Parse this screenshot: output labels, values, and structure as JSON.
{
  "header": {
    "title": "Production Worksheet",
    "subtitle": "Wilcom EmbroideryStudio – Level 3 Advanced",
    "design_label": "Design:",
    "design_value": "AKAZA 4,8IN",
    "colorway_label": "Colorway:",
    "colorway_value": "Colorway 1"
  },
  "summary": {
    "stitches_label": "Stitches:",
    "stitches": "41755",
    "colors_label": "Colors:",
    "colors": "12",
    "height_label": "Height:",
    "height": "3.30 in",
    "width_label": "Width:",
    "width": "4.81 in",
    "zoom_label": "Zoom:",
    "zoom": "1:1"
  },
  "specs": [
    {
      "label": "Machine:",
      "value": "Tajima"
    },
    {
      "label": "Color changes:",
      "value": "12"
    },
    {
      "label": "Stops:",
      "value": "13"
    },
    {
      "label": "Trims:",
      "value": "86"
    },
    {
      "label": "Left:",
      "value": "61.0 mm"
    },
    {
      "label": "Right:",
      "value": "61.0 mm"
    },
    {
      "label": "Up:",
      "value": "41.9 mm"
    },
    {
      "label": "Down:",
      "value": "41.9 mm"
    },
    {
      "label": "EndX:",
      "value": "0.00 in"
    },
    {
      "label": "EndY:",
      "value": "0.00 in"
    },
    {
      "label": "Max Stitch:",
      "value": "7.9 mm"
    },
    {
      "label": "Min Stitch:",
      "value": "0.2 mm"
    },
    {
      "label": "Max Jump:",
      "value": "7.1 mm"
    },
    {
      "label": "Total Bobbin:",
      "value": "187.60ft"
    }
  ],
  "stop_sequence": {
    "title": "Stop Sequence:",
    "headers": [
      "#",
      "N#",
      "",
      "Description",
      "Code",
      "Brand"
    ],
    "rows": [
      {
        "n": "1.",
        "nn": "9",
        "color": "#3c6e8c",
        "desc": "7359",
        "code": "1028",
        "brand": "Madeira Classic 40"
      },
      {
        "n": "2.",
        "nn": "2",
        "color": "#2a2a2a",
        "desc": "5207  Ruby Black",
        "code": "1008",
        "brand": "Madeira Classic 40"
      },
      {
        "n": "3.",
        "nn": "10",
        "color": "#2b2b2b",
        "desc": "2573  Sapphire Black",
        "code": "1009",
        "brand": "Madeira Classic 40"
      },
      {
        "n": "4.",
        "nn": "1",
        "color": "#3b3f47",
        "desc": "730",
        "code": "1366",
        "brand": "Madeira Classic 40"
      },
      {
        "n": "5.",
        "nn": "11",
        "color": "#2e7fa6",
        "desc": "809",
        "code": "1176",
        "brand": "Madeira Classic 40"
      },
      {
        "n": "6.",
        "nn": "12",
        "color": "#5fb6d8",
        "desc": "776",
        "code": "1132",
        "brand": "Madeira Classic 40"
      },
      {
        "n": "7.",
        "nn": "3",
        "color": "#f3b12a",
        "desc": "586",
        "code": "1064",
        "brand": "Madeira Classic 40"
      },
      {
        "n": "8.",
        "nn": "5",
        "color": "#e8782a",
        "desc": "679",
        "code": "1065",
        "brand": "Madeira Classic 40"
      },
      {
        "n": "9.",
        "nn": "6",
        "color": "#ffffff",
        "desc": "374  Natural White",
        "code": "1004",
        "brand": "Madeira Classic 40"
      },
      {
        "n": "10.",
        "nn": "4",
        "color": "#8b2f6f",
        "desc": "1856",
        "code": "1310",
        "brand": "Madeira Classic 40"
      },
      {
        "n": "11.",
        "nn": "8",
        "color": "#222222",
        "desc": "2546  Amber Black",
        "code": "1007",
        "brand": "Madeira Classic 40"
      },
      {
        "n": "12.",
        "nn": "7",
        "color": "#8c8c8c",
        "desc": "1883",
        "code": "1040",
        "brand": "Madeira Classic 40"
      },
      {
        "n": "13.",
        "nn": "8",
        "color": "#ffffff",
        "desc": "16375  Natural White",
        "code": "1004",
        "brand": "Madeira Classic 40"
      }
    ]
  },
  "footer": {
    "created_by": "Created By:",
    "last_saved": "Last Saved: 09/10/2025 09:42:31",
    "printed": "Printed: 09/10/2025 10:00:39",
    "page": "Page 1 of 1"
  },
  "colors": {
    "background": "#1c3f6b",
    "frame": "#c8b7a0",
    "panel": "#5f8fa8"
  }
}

◇ ◇ ◇ ◇

Show the data once more, exactly as it was written.

Parse this screenshot: output labels, values, and structure as JSON.
{
  "header": {
    "title": "Production Worksheet",
    "subtitle": "Wilcom EmbroideryStudio – Level 3 Advanced",
    "design_label": "Design:",
    "design_value": "AKAZA 4,8IN",
    "colorway_label": "Colorway:",
    "colorway_value": "Colorway 1"
  },
  "summary": {
    "stitches_label": "Stitches:",
    "stitches": "41755",
    "colors_label": "Colors:",
    "colors": "12",
    "height_label": "Height:",
    "height": "3.30 in",
    "width_label": "Width:",
    "width": "4.81 in",
    "zoom_label": "Zoom:",
    "zoom": "1:1"
  },
  "specs": [
    {
      "label": "Machine:",
      "value": "Tajima"
    },
    {
      "label": "Color changes:",
      "value": "12"
    },
    {
      "label": "Stops:",
      "value": "13"
    },
    {
      "label": "Trims:",
      "value": "86"
    },
    {
      "label": "Left:",
      "value": "61.0 mm"
    },
    {
      "label": "Right:",
      "value": "61.0 mm"
    },
    {
      "label": "Up:",
      "value": "41.9 mm"
    },
    {
      "label": "Down:",
      "value": "41.9 mm"
    },
    {
      "label": "EndX:",
      "value": "0.00 in"
    },
    {
      "label": "EndY:",
      "value": "0.00 in"
    },
    {
      "label": "Max Stitch:",
      "value": "7.9 mm"
    },
    {
      "label": "Min Stitch:",
      "value": "0.2 mm"
    },
    {
      "label": "Max Jump:",
      "value": "7.1 mm"
    },
    {
      "label": "Total Bobbin:",
      "value": "187.60ft"
    }
  ],
  "stop_sequence": {
    "title": "Stop Sequence:",
    "headers": [
      "#",
      "N#",
      "",
      "Description",
      "Code",
      "Brand"
    ],
    "rows": [
      {
        "n": "1.",
        "nn": "9",
        "color": "#3c6e8c",
        "desc": "7359",
        "code": "1028",
        "brand": "Madeira Classic 40"
      },
      {
        "n": "2.",
        "nn": "2",
        "color": "#2a2a2a",
        "desc": "5207  Ruby Black",
        "code": "1008",
        "brand": "Madeira Classic 40"
      },
      {
        "n": "3.",
        "nn": "10",
        "color": "#2b2b2b",
        "desc": "2573  Sapphire Black",
        "code": "1009",
        "brand": "Madeira Classic 40"
      },
      {
        "n": "4.",
        "nn": "1",
        "color": "#3b3f47",
        "desc": "730",
        "code": "1366",
        "brand": "Madeira Classic 40"
      },
      {
        "n": "5.",
        "nn": "11",
        "color": "#2e7fa6",
        "desc": "809",
        "code": "1176",
        "brand": "Madeira Classic 40"
      },
      {
        "n": "6.",
        "nn": "12",
        "color": "#5fb6d8",
        "desc": "776",
        "code": "1132",
        "brand": "Madeira Classic 40"
      },
      {
        "n": "7.",
        "nn": "3",
        "color": "#f3b12a",
        "desc": "586",
        "code": "1064",
        "brand": "Madeira Classic 40"
      },
      {
        "n": "8.",
        "nn": "5",
        "color": "#e8782a",
        "desc": "679",
        "code": "1065",
        "brand": "Madeira Classic 40"
      },
      {
        "n": "9.",
        "nn": "6",
        "color": "#ffffff",
        "desc": "374  Natural White",
        "code": "1004",
        "brand": "Madeira Classic 40"
      },
      {
        "n": "10.",
        "nn": "4",
        "color": "#8b2f6f",
        "desc": "1856",
        "code": "1310",
        "brand": "Madeira Classic 40"
      },
      {
        "n": "11.",
        "nn": "8",
        "color": "#222222",
        "desc": "2546  Amber Black",
        "code": "1007",
        "brand": "Madeira Classic 40"
      },
      {
        "n": "12.",
        "nn": "7",
        "color": "#8c8c8c",
        "desc": "1883",
        "code": "1040",
        "brand": "Madeira Classic 40"
      },
      {
        "n": "13.",
        "nn": "8",
        "color": "#ffffff",
        "desc": "16375  Natural White",
        "code": "1004",
        "brand": "Madeira Classic 40"
      }
    ]
  },
  "footer": {
    "created_by": "Created By:",
    "last_saved": "Last Saved: 09/10/2025 09:42:31",
    "printed": "Printed: 09/10/2025 10:00:39",
    "page": "Page 1 of 1"
  },
  "colors": {
    "background": "#1c3f6b",
    "frame": "#c8b7a0",
    "panel": "#5f8fa8"
  }
}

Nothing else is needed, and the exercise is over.